Task >>
Each record must be reproduced exactly as it is shown.

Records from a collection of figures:
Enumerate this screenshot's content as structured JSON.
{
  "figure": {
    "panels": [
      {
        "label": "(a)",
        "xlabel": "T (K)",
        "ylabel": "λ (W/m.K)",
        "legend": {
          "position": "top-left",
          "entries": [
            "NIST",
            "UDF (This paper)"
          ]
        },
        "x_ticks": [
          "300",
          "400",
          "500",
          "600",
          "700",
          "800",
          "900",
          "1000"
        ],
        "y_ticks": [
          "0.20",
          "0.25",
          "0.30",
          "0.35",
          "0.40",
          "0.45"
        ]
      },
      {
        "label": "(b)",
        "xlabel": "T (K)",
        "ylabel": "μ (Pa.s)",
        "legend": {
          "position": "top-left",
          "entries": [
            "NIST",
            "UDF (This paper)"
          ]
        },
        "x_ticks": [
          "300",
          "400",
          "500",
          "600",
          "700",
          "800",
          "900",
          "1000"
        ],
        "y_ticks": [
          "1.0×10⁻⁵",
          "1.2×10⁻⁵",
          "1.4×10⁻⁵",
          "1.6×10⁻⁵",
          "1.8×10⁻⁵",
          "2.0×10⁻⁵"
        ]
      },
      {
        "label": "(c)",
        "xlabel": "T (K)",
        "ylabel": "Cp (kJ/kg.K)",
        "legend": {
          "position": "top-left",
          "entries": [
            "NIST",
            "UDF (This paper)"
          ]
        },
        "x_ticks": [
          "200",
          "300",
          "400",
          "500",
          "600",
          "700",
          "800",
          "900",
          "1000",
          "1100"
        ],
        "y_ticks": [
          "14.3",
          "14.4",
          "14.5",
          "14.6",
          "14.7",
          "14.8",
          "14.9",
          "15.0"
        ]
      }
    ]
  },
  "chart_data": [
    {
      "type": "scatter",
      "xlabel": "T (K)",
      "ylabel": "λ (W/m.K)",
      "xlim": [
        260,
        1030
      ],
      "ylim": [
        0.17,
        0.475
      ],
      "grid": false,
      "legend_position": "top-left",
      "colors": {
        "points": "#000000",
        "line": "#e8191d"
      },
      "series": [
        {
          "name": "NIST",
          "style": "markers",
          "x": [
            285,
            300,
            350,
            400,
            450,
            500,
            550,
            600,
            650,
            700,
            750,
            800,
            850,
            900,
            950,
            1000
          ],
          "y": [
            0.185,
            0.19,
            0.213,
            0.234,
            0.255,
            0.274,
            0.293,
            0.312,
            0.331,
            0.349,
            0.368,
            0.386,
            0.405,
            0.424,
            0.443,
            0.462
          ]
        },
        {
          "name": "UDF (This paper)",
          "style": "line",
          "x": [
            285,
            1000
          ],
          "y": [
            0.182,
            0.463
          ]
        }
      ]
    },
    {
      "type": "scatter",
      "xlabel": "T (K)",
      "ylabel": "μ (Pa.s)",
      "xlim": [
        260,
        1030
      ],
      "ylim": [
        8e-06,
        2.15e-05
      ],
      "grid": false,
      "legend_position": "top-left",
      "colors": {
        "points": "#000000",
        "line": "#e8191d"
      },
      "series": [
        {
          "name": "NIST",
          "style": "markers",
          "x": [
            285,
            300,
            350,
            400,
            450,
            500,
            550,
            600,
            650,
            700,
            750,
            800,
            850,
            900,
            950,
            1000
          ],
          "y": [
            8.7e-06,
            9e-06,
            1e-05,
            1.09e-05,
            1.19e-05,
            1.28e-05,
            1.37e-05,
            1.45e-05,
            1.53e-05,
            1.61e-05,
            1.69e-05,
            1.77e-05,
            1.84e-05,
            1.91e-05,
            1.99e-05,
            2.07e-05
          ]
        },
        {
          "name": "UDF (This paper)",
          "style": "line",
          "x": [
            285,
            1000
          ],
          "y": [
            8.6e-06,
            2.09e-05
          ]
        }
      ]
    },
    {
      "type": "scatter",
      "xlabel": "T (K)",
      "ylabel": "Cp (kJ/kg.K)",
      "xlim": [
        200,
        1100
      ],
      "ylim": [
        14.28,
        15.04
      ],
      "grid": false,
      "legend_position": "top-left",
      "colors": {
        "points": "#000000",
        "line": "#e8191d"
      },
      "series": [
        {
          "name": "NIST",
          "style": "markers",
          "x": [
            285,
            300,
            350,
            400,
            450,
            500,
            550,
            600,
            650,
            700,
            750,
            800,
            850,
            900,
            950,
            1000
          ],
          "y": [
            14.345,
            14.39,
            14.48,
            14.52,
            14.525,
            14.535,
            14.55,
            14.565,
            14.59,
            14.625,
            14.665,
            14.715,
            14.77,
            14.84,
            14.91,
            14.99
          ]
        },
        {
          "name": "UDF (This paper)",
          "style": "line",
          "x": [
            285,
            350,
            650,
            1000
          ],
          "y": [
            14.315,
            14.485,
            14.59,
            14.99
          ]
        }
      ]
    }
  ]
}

Answer for this exercise >>
Enumerate this screenshot's content as structured JSON.
{
  "figure": {
    "panels": [
      {
        "label": "(a)",
        "xlabel": "T (K)",
        "ylabel": "λ (W/m.K)",
        "legend": {
          "position": "top-left",
          "entries": [
            "NIST",
            "UDF (This paper)"
          ]
        },
        "x_ticks": [
          "300",
          "400",
          "500",
          "600",
          "700",
          "800",
          "900",
          "1000"
        ],
        "y_ticks": [
          "0.20",
          "0.25",
          "0.30",
          "0.35",
          "0.40",
          "0.45"
        ]
      },
      {
        "label": "(b)",
        "xlabel": "T (K)",
        "ylabel": "μ (Pa.s)",
        "legend": {
          "position": "top-left",
          "entries": [
            "NIST",
            "UDF (This paper)"
          ]
        },
        "x_ticks": [
          "300",
          "400",
          "500",
          "600",
          "700",
          "800",
          "900",
          "1000"
        ],
        "y_ticks": [
          "1.0×10⁻⁵",
          "1.2×10⁻⁵",
          "1.4×10⁻⁵",
          "1.6×10⁻⁵",
          "1.8×10⁻⁵",
          "2.0×10⁻⁵"
        ]
      },
      {
        "label": "(c)",
        "xlabel": "T (K)",
        "ylabel": "Cp (kJ/kg.K)",
        "legend": {
          "position": "top-left",
          "entries": [
            "NIST",
            "UDF (This paper)"
          ]
        },
        "x_ticks": [
          "200",
          "300",
          "400",
          "500",
          "600",
          "700",
          "800",
          "900",
          "1000",
          "1100"
        ],
        "y_ticks": [
          "14.3",
          "14.4",
          "14.5",
          "14.6",
          "14.7",
          "14.8",
          "14.9",
          "15.0"
        ]
      }
    ]
  },
  "chart_data": [
    {
      "type": "scatter",
      "xlabel": "T (K)",
      "ylabel": "λ (W/m.K)",
      "xlim": [
        260,
        1030
      ],
      "ylim": [
        0.17,
        0.475
      ],
      "grid": false,
      "legend_position": "top-left",
      "colors": {
        "points": "#000000",
        "line": "#e8191d"
      },
      "series": [
        {
          "name": "NIST",
          "style": "markers",
          "x": [
            285,
            300,
            350,
            400,
            450,
            500,
            550,
            600,
            650,
            700,
            750,
            800,
            850,
            900,
            950,
            1000
          ],
          "y": [
            0.185,
            0.19,
            0.213,
            0.234,
            0.255,
            0.274,
            0.293,
            0.312,
            0.331,
            0.349,
            0.368,
            0.386,
            0.405,
            0.424,
            0.443,
            0.462
          ]
        },
        {
          "name": "UDF (This paper)",
          "style": "line",
          "x": [
            285,
            1000
          ],
          "y": [
            0.182,
            0.463
          ]
        }
      ]
    },
    {
      "type": "scatter",
      "xlabel": "T (K)",
      "ylabel": "μ (Pa.s)",
      "xlim": [
        260,
        1030
      ],
      "ylim": [
        8e-06,
        2.15e-05
      ],
      "grid": false,
      "legend_position": "top-left",
      "colors": {
        "points": "#000000",
        "line": "#e8191d"
      },
      "series": [
        {
          "name": "NIST",
          "style": "markers",
          "x": [
            285,
            300,
            350,
            400,
            450,
            500,
            550,
            600,
            650,
            700,
            750,
            800,
            850,
            900,
            950,
            1000
          ],
          "y": [
            8.7e-06,
            9e-06,
            1e-05,
            1.09e-05,
            1.19e-05,
            1.28e-05,
            1.37e-05,
            1.45e-05,
            1.53e-05,
            1.61e-05,
            1.69e-05,
            1.77e-05,
            1.84e-05,
            1.91e-05,
            1.99e-05,
            2.07e-05
          ]
        },
        {
          "name": "UDF (This paper)",
          "style": "line",
          "x": [
            285,
            1000
          ],
          "y": [
            8.6e-06,
            2.09e-05
          ]
        }
      ]
    },
    {
      "type": "scatter",
      "xlabel": "T (K)",
      "ylabel": "Cp (kJ/kg.K)",
      "xlim": [
        200,
        1100
      ],
      "ylim": [
        14.28,
        15.04
      ],
      "grid": false,
      "legend_position": "top-left",
      "colors": {
        "points": "#000000",
        "line": "#e8191d"
      },
      "series": [
        {
          "name": "NIST",
          "style": "markers",
          "x": [
            285,
            300,
            350,
            400,
            450,
            500,
            550,
            600,
            650,
            700,
            750,
            800,
            850,
            900,
            950,
            1000
          ],
          "y": [
            14.345,
            14.39,
            14.48,
            14.52,
            14.525,
            14.535,
            14.55,
            14.565,
            14.59,
            14.625,
            14.665,
            14.715,
            14.77,
            14.84,
            14.91,
            14.99
          ]
        },
        {
          "name": "UDF (This paper)",
          "style": "line",
          "x": [
            285,
            350,
            650,
            1000
          ],
          "y": [
            14.315,
            14.485,
            14.59,
            14.99
          ]
        }
      ]
    }
  ]
}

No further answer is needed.